#### [The request]
Find the word "this" in the data. Return every line where it appears.
########################################
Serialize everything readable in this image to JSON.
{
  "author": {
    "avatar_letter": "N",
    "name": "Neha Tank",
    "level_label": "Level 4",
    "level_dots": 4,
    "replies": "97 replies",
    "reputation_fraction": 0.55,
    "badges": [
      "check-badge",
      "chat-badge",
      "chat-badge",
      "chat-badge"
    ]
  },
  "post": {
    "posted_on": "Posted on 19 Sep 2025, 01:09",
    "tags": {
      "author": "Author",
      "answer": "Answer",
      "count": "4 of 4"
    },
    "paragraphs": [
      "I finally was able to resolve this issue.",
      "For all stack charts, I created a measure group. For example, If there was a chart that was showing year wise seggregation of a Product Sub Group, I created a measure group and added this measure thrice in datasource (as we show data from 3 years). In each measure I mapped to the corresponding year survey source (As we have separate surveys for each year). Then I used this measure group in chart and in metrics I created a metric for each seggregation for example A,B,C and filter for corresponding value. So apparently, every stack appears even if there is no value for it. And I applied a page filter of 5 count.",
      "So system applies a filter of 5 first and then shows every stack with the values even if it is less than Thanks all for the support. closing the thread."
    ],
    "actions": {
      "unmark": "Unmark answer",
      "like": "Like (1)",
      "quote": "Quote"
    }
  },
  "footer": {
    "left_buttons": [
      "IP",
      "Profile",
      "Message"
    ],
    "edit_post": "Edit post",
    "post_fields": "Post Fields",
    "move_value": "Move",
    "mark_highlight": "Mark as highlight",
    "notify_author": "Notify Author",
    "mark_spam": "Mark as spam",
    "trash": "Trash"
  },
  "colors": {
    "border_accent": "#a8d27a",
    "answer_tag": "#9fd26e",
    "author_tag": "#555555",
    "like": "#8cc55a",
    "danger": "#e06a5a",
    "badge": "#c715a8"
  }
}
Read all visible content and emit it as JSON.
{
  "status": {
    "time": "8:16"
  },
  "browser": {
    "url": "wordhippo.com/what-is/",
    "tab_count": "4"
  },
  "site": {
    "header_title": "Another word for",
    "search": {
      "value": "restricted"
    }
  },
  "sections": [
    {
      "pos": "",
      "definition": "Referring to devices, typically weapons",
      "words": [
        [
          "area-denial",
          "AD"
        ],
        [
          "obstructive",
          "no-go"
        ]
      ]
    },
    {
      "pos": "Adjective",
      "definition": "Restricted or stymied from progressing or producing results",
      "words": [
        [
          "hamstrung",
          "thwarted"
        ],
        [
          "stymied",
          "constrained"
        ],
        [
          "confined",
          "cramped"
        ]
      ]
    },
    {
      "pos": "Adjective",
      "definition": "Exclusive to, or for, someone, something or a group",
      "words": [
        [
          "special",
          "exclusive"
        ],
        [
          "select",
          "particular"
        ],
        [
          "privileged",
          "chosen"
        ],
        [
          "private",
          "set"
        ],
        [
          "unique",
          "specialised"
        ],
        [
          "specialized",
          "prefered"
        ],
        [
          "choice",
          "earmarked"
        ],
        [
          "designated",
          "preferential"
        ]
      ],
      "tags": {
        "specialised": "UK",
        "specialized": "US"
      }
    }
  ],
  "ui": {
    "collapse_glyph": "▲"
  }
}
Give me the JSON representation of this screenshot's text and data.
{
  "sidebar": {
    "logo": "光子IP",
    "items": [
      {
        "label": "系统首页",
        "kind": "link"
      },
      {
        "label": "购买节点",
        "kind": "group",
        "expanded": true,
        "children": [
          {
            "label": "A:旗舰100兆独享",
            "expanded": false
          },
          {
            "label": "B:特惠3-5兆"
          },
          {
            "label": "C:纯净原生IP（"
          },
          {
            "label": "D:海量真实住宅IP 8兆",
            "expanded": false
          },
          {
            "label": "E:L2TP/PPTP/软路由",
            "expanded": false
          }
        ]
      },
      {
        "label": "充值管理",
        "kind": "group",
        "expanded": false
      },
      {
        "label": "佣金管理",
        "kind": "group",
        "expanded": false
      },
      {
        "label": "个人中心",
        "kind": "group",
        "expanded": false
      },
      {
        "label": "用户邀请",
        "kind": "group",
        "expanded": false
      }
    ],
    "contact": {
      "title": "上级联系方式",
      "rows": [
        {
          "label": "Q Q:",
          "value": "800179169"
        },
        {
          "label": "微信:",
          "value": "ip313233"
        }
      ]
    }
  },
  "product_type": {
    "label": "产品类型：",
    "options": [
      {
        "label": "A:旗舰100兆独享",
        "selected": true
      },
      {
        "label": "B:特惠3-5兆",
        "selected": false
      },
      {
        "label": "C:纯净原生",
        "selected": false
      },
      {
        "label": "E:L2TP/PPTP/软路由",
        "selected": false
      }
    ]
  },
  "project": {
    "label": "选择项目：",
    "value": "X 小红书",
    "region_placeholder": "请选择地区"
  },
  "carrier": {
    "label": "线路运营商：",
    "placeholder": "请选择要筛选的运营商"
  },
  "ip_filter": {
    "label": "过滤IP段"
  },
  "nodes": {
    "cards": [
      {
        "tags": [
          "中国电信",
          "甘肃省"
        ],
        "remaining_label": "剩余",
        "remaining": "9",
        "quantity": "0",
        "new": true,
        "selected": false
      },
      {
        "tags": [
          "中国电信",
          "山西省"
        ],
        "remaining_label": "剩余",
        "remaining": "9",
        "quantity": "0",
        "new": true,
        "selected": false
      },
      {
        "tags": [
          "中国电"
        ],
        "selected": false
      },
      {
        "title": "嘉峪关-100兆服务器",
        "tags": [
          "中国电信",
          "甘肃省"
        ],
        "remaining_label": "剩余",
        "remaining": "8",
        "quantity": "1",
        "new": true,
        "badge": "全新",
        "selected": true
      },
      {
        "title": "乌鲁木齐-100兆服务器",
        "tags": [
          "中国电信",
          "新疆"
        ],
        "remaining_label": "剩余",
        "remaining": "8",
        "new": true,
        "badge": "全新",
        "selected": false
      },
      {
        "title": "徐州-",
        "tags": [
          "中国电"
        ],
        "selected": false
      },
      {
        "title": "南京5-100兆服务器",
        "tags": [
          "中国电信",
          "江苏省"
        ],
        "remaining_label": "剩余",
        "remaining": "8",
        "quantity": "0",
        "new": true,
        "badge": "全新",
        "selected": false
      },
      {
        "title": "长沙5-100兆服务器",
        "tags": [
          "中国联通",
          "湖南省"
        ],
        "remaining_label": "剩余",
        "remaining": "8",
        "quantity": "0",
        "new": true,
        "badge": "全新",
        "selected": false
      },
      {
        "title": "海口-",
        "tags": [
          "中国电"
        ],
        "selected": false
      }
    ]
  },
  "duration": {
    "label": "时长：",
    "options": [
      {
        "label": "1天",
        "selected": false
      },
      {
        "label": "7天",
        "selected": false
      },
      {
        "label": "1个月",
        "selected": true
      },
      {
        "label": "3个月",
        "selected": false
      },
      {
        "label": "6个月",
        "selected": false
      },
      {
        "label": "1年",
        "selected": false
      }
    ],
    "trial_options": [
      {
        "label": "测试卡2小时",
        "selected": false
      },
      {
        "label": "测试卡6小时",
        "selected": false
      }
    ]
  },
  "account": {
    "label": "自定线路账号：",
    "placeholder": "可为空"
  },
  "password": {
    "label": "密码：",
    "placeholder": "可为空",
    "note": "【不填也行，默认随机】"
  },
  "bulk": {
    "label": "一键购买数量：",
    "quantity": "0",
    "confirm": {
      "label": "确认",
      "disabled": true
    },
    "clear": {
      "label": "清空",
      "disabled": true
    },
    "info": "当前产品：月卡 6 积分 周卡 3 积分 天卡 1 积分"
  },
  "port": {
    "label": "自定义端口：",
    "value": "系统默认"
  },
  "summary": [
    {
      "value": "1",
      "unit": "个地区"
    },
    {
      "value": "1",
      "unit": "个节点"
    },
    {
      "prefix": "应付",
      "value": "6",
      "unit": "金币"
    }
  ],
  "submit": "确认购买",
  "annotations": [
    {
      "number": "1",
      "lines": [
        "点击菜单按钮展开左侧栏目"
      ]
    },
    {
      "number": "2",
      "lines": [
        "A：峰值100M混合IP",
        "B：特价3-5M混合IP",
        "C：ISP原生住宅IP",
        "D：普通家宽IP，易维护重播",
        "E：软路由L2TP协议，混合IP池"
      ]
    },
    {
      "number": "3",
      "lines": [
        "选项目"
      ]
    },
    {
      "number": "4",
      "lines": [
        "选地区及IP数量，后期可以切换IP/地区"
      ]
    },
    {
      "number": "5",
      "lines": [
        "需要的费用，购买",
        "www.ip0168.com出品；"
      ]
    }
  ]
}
########################################
#### [Answer in full]
Serialize everything readable in this image to JSON.
      "I finally was able to resolve this issue.",
      "For all stack charts, I created a measure group. For example, If there was a chart that was showing year wise seggregation of a Product Sub Group, I created a measure group and added this measure thrice in datasource (as we show data from 3 years). In each measure I mapped to the corresponding year survey source (As we have separate surveys for each year). Then I used this measure group in chart and in metrics I created a metric for each seggregation for example A,B,C and filter for corresponding value. So apparently, every stack appears even if there is no value for it. And I applied a page filter of 5 count.",
Give me the JSON representation of this screenshot's text and data.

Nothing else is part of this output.